# Task to complete
Search the data for the word "månad" and copy every line that contains it.

Items from a figure collection:

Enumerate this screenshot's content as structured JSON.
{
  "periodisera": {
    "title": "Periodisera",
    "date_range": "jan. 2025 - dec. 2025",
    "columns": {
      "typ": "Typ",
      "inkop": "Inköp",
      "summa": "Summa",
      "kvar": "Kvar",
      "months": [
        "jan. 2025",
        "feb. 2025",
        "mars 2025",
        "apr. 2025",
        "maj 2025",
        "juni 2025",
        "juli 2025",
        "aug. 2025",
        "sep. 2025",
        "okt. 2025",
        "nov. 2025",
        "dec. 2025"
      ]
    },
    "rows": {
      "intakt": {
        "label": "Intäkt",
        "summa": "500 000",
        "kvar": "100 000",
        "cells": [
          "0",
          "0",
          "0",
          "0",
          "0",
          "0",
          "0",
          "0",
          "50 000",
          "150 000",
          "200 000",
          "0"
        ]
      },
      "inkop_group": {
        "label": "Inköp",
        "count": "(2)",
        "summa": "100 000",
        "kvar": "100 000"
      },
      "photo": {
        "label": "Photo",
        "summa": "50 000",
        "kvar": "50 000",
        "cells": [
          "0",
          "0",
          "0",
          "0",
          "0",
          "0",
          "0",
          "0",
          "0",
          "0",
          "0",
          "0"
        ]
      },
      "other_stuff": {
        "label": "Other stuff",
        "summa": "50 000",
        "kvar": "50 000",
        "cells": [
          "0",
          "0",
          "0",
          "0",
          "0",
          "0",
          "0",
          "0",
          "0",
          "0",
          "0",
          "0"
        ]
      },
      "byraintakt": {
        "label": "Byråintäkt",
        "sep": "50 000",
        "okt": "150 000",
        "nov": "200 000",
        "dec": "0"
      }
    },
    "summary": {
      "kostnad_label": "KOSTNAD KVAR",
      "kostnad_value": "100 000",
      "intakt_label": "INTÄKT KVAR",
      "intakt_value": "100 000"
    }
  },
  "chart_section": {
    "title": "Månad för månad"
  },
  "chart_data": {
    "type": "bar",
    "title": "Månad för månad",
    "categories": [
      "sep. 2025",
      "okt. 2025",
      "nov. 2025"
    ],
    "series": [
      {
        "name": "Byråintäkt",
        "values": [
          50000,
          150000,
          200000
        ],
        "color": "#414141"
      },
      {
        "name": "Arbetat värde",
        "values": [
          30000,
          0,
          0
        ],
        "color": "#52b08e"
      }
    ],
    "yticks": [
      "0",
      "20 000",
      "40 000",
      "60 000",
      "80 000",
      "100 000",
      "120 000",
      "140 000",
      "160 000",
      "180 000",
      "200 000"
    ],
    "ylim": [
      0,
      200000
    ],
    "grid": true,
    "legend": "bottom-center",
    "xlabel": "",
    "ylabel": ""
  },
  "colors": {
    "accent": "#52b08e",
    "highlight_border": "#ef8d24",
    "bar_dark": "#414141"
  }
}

# Correct answer
    "title": "Månad för månad"
    "title": "Månad för månad",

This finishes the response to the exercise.